◆ **Task goal**:
Spot each line that carries the word "Expenditure"; copy those lines.

◆ **Raw records**:
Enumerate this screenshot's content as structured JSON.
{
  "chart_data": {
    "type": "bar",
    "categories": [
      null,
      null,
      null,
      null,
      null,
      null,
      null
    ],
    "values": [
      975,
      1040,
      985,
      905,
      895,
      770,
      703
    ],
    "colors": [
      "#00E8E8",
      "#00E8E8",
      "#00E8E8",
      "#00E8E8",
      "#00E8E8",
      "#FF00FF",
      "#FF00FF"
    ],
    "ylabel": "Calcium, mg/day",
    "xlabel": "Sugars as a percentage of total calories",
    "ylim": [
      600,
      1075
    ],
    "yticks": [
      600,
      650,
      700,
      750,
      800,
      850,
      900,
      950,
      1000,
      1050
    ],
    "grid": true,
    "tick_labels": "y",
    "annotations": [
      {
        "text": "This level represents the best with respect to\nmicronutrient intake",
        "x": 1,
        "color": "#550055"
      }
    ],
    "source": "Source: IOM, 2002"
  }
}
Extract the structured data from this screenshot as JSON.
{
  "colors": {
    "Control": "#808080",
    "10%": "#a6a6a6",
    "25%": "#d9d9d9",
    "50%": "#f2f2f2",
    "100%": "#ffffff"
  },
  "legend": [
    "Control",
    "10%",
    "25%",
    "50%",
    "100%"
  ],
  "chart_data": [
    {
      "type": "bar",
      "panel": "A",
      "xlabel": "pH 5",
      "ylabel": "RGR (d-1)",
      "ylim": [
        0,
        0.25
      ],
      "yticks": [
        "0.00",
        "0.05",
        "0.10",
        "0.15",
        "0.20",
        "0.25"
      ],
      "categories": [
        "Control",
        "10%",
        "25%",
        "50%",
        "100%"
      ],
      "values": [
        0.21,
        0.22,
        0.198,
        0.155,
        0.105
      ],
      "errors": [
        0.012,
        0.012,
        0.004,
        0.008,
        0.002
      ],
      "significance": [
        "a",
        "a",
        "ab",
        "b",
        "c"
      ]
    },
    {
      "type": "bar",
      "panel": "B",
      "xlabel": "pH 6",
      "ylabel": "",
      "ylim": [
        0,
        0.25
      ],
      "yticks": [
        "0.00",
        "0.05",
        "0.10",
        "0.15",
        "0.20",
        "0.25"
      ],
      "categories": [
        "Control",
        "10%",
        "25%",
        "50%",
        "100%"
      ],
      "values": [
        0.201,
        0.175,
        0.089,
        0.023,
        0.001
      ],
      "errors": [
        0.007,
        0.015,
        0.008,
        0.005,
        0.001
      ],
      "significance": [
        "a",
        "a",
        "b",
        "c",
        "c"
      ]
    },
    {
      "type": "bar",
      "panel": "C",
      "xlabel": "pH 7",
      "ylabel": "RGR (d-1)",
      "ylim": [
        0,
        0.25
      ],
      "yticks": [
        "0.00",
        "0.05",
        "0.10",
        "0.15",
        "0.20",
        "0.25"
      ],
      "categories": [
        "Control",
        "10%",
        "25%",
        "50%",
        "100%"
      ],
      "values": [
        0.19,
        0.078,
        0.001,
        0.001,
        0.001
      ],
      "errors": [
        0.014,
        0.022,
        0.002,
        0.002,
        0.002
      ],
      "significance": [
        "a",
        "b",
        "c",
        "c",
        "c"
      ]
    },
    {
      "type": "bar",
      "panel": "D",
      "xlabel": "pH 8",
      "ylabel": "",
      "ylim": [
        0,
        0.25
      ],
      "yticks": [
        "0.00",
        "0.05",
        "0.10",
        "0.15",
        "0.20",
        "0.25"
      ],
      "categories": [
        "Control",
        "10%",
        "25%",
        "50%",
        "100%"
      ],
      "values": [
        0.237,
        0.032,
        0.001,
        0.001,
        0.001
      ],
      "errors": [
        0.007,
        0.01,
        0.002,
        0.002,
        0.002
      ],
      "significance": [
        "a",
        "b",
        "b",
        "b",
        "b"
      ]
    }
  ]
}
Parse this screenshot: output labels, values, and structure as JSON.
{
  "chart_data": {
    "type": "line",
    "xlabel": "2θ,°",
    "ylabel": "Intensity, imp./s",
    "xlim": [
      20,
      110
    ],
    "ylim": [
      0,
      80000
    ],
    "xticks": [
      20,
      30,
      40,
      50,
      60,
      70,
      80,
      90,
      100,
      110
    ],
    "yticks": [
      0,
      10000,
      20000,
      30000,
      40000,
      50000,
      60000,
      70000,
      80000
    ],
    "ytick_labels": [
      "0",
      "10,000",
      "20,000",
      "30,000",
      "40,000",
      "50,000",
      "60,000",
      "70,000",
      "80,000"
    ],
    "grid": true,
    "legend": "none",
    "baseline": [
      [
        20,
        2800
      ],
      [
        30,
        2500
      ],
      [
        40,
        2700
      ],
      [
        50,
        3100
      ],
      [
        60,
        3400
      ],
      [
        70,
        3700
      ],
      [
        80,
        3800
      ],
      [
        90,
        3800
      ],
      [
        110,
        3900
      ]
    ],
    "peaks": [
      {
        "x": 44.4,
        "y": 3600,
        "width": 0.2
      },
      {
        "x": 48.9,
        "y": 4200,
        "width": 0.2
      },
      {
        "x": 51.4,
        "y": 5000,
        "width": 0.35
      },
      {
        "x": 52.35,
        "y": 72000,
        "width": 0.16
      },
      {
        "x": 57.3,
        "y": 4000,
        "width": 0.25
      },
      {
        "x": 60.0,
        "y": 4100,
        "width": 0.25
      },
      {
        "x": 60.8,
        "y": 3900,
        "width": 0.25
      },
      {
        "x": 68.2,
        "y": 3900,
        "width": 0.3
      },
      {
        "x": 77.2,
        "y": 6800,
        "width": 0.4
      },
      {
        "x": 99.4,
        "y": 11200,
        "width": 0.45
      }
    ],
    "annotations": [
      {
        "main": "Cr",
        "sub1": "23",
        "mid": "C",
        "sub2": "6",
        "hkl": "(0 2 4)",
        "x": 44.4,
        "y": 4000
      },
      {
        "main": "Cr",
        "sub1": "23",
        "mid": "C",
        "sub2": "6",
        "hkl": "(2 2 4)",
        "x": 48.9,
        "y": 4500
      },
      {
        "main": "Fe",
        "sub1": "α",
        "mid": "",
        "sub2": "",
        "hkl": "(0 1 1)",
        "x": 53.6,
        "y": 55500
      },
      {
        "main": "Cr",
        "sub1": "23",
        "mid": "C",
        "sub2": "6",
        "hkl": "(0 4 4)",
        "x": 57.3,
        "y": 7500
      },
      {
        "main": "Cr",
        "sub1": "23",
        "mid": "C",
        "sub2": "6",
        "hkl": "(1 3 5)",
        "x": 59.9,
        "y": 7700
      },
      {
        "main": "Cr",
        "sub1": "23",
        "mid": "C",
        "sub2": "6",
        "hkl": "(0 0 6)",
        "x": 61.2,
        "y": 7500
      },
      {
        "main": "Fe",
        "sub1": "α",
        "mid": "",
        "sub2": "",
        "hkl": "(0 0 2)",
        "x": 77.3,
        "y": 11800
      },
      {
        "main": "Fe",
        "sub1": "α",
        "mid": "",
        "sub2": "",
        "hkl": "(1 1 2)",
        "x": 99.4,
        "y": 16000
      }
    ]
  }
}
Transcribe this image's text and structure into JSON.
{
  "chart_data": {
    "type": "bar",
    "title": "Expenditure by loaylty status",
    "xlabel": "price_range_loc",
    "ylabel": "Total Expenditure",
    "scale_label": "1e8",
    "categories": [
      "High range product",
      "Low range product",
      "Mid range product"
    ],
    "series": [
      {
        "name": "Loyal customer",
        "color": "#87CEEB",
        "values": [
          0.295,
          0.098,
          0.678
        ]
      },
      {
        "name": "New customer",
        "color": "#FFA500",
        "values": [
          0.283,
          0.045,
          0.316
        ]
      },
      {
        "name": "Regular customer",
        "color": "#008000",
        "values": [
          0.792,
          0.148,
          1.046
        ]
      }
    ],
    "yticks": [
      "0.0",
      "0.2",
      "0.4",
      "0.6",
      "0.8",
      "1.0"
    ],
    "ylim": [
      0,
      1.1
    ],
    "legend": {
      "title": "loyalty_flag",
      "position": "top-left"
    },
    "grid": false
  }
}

◆ **Output for this exercise**:
    "title": "Expenditure by loaylty status",
    "ylabel": "Total Expenditure",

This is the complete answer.